>>>
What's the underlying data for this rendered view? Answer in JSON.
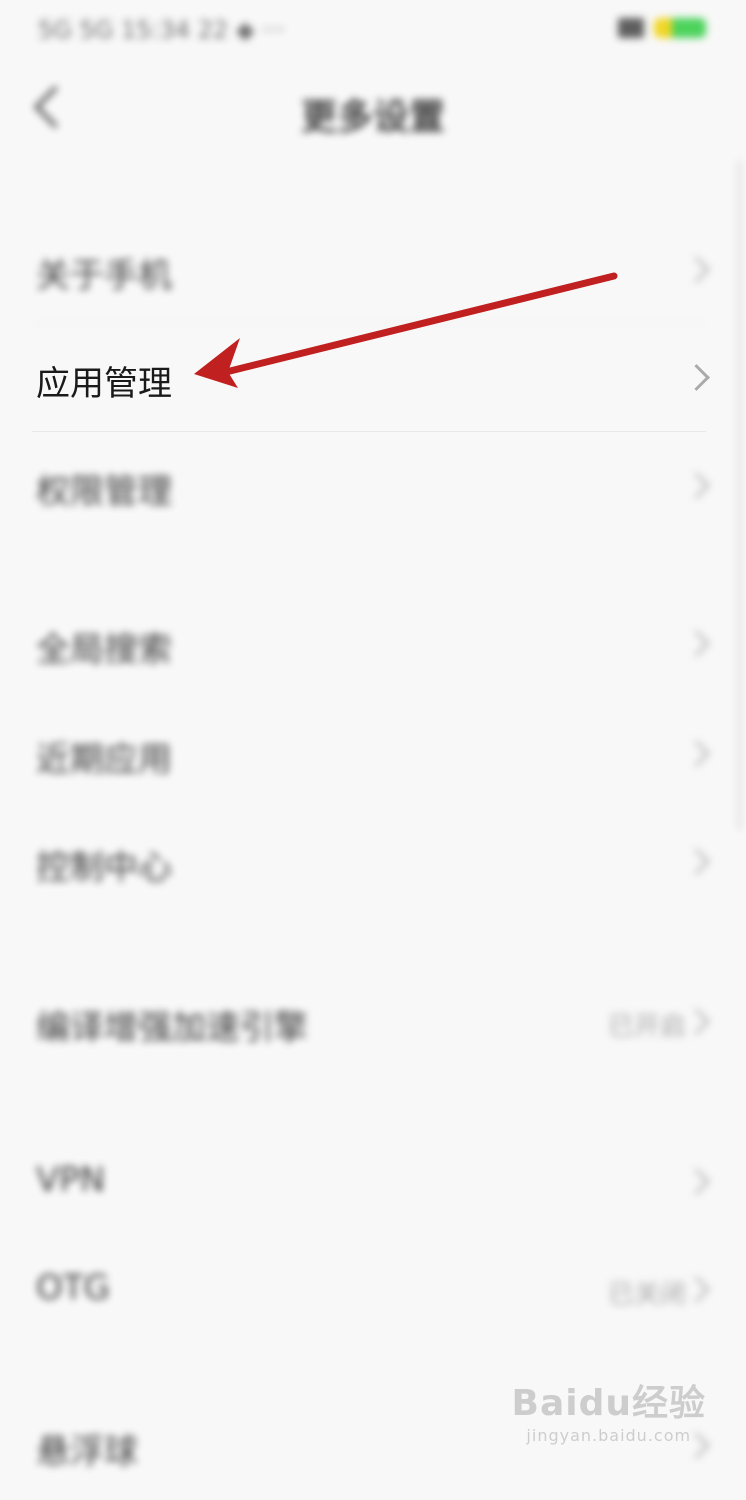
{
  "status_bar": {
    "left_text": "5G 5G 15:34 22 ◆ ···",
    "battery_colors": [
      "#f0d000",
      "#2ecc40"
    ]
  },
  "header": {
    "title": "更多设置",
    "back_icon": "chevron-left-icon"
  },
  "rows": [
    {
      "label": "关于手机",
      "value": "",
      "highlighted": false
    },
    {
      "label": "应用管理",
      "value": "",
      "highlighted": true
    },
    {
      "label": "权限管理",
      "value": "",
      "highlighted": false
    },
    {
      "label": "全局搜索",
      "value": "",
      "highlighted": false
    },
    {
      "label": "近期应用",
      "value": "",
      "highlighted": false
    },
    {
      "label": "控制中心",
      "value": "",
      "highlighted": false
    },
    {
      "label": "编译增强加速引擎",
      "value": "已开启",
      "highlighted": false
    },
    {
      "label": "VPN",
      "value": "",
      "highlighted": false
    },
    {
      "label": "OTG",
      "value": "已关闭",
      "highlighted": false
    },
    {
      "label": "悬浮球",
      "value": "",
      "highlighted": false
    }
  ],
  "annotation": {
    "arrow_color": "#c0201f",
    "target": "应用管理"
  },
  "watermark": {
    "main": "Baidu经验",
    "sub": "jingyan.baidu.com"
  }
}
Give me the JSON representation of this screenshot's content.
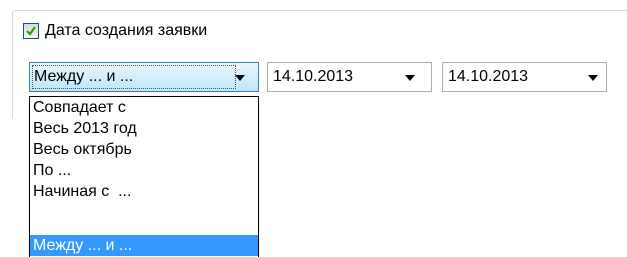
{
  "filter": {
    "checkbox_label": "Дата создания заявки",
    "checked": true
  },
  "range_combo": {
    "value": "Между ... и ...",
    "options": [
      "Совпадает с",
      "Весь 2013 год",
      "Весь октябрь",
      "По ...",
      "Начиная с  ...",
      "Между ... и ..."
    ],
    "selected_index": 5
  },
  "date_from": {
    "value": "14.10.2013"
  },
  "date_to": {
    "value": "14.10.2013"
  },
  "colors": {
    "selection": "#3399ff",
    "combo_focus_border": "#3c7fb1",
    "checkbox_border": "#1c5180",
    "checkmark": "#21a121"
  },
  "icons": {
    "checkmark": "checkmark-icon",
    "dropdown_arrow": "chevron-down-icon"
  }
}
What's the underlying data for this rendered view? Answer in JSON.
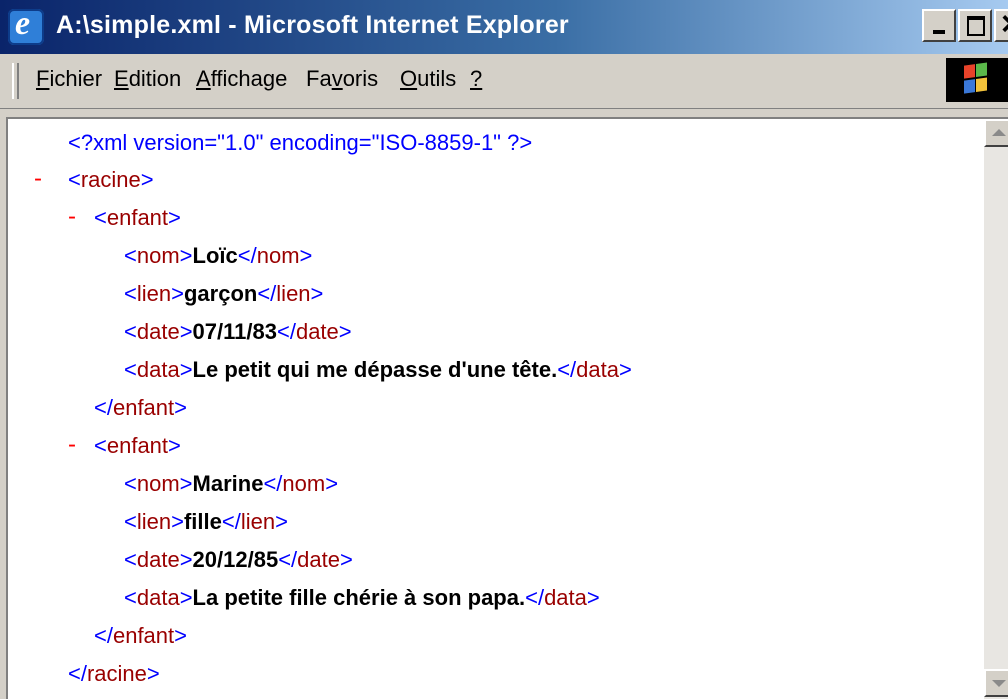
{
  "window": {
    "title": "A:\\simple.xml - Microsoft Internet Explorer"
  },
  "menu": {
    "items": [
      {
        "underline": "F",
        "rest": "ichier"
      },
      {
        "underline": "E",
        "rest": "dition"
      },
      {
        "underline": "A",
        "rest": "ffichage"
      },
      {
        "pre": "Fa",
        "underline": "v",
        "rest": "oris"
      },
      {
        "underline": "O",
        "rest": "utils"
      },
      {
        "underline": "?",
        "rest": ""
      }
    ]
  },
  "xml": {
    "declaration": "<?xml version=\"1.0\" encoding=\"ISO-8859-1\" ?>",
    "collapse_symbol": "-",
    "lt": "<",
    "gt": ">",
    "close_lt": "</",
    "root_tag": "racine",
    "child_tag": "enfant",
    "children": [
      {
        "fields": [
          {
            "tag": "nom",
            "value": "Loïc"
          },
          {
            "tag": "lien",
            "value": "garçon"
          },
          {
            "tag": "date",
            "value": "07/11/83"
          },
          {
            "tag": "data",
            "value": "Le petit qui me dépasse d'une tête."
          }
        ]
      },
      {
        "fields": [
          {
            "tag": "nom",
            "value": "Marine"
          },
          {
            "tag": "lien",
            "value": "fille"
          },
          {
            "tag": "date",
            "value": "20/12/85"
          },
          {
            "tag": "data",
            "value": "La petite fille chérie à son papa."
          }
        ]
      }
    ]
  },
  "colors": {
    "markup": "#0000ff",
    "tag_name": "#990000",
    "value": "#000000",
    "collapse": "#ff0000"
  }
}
<<<
• Exercise prompt:
Return the material exactly as given, apart from the pictures.

• Output:
What's the underlying data for this rendered view? Answer in JSON.
{
  "status_bar": {
    "left_text": "5G 5G 15:34 22 ◆ ···",
    "battery_colors": [
      "#f0d000",
      "#2ecc40"
    ]
  },
  "header": {
    "title": "更多设置",
    "back_icon": "chevron-left-icon"
  },
  "rows": [
    {
      "label": "关于手机",
      "value": "",
      "highlighted": false
    },
    {
      "label": "应用管理",
      "value": "",
      "highlighted": true
    },
    {
      "label": "权限管理",
      "value": "",
      "highlighted": false
    },
    {
      "label": "全局搜索",
      "value": "",
      "highlighted": false
    },
    {
      "label": "近期应用",
      "value": "",
      "highlighted": false
    },
    {
      "label": "控制中心",
      "value": "",
      "highlighted": false
    },
    {
      "label": "编译增强加速引擎",
      "value": "已开启",
      "highlighted": false
    },
    {
      "label": "VPN",
      "value": "",
      "highlighted": false
    },
    {
      "label": "OTG",
      "value": "已关闭",
      "highlighted": false
    },
    {
      "label": "悬浮球",
      "value": "",
      "highlighted": false
    }
  ],
  "annotation": {
    "arrow_color": "#c0201f",
    "target": "应用管理"
  },
  "watermark": {
    "main": "Baidu经验",
    "sub": "jingyan.baidu.com"
  }
}
Give me the JSON representation of this screenshot's content.
{
  "filter": {
    "checkbox_label": "Дата создания заявки",
    "checked": true
  },
  "range_combo": {
    "value": "Между ... и ...",
    "options": [
      "Совпадает с",
      "Весь 2013 год",
      "Весь октябрь",
      "По ...",
      "Начиная с  ...",
      "Между ... и ..."
    ],
    "selected_index": 5
  },
  "date_from": {
    "value": "14.10.2013"
  },
  "date_to": {
    "value": "14.10.2013"
  },
  "colors": {
    "selection": "#3399ff",
    "combo_focus_border": "#3c7fb1",
    "checkbox_border": "#1c5180",
    "checkmark": "#21a121"
  },
  "icons": {
    "checkmark": "checkmark-icon",
    "dropdown_arrow": "chevron-down-icon"
  }
}
What's the underlying data for this rendered view? Answer in JSON.
{
  "window": {
    "title": "A:\\simple.xml - Microsoft Internet Explorer"
  },
  "menu": {
    "items": [
      {
        "underline": "F",
        "rest": "ichier"
      },
      {
        "underline": "E",
        "rest": "dition"
      },
      {
        "underline": "A",
        "rest": "ffichage"
      },
      {
        "pre": "Fa",
        "underline": "v",
        "rest": "oris"
      },
      {
        "underline": "O",
        "rest": "utils"
      },
      {
        "underline": "?",
        "rest": ""
      }
    ]
  },
  "xml": {
    "declaration": "<?xml version=\"1.0\" encoding=\"ISO-8859-1\" ?>",
    "collapse_symbol": "-",
    "lt": "<",
    "gt": ">",
    "close_lt": "</",
    "root_tag": "racine",
    "child_tag": "enfant",
    "children": [
      {
        "fields": [
          {
            "tag": "nom",
            "value": "Loïc"
          },
          {
            "tag": "lien",
            "value": "garçon"
          },
          {
            "tag": "date",
            "value": "07/11/83"
          },
          {
            "tag": "data",
            "value": "Le petit qui me dépasse d'une tête."
          }
        ]
      },
      {
        "fields": [
          {
            "tag": "nom",
            "value": "Marine"
          },
          {
            "tag": "lien",
            "value": "fille"
          },
          {
            "tag": "date",
            "value": "20/12/85"
          },
          {
            "tag": "data",
            "value": "La petite fille chérie à son papa."
          }
        ]
      }
    ]
  },
  "colors": {
    "markup": "#0000ff",
    "tag_name": "#990000",
    "value": "#000000",
    "collapse": "#ff0000"
  }
}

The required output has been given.